• **What the task asks**:
Reproduce the records below in full and exactly, without their images.

---+---

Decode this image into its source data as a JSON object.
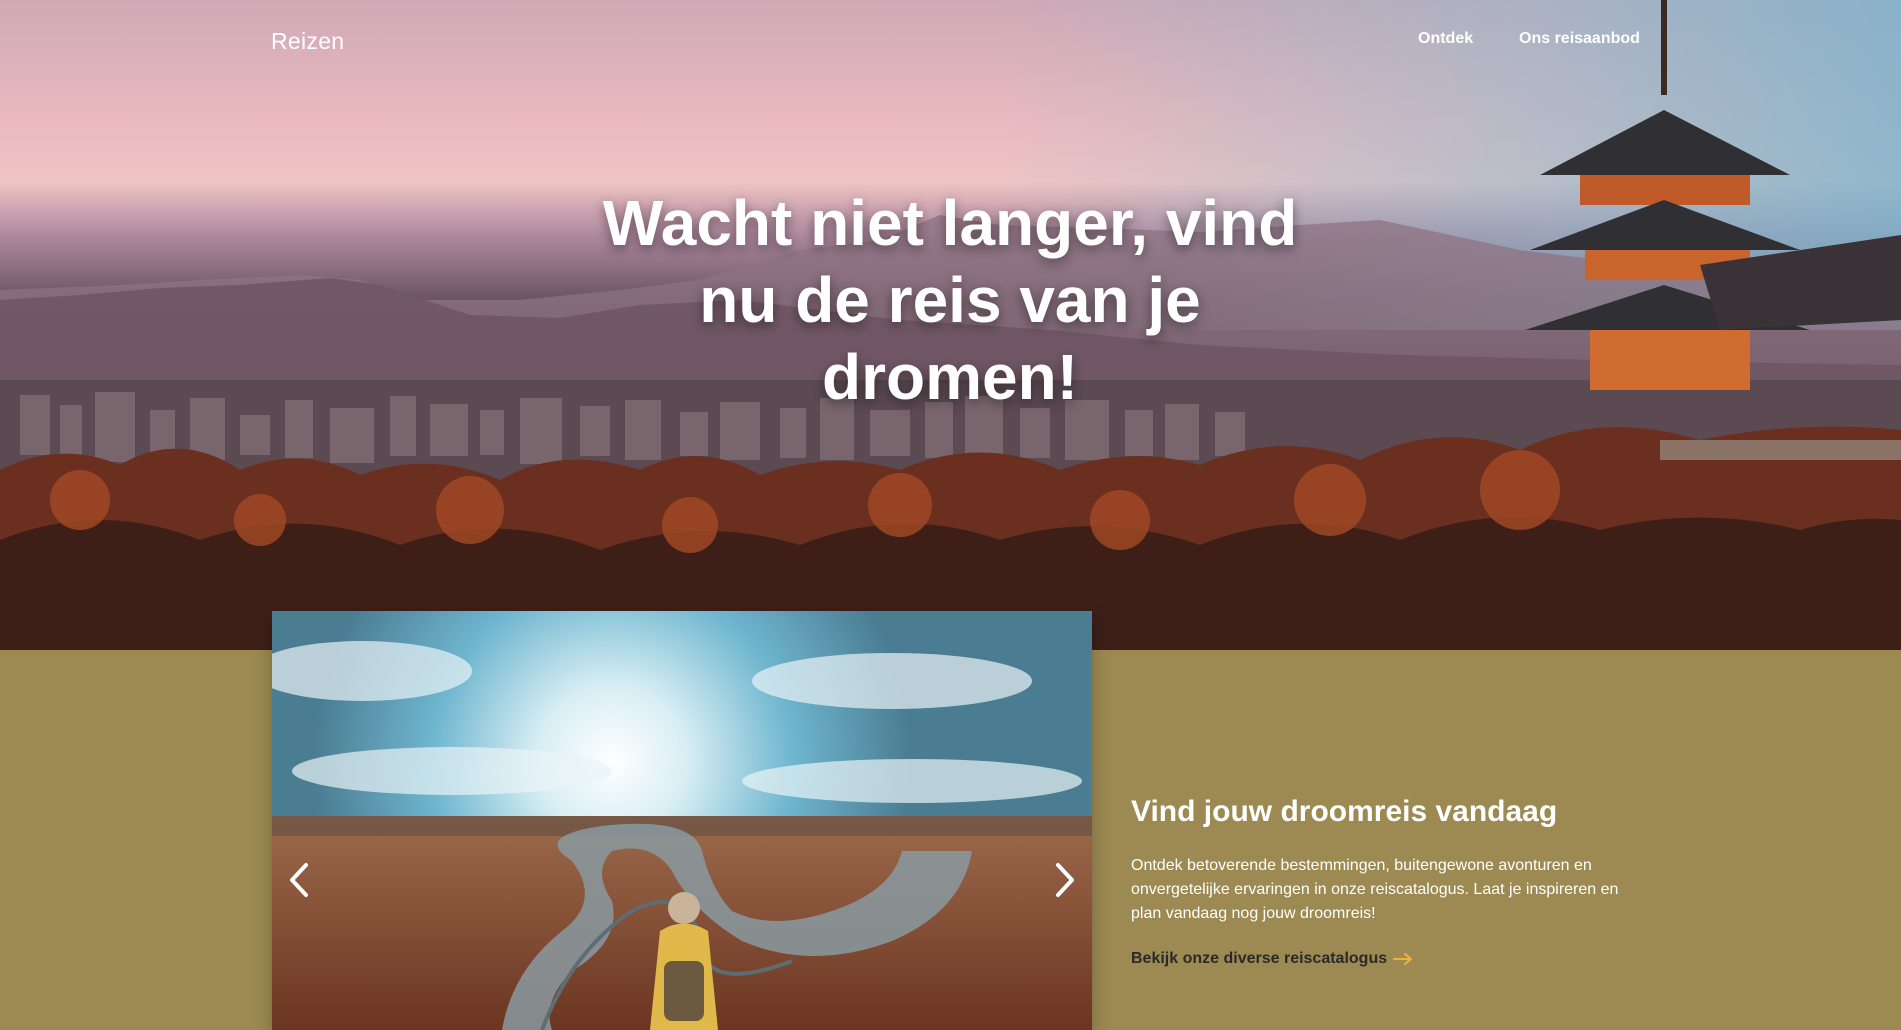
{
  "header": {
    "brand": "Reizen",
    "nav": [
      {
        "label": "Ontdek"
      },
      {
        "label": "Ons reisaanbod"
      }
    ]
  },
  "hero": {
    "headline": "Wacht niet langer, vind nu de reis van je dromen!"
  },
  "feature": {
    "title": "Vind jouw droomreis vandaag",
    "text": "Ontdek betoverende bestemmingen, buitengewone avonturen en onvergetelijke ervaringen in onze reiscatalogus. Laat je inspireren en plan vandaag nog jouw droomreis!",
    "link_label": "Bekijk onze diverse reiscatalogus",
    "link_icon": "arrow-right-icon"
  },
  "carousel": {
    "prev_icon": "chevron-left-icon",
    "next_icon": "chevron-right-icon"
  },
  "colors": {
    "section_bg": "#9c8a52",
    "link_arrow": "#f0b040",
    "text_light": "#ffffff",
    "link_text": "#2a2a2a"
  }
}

---+---

• **Written response**:
Decode this image into its source data as a JSON object.
{
  "header": {
    "brand": "Reizen",
    "nav": [
      {
        "label": "Ontdek"
      },
      {
        "label": "Ons reisaanbod"
      }
    ]
  },
  "hero": {
    "headline": "Wacht niet langer, vind nu de reis van je dromen!"
  },
  "feature": {
    "title": "Vind jouw droomreis vandaag",
    "text": "Ontdek betoverende bestemmingen, buitengewone avonturen en onvergetelijke ervaringen in onze reiscatalogus. Laat je inspireren en plan vandaag nog jouw droomreis!",
    "link_label": "Bekijk onze diverse reiscatalogus",
    "link_icon": "arrow-right-icon"
  },
  "carousel": {
    "prev_icon": "chevron-left-icon",
    "next_icon": "chevron-right-icon"
  },
  "colors": {
    "section_bg": "#9c8a52",
    "link_arrow": "#f0b040",
    "text_light": "#ffffff",
    "link_text": "#2a2a2a"
  }
}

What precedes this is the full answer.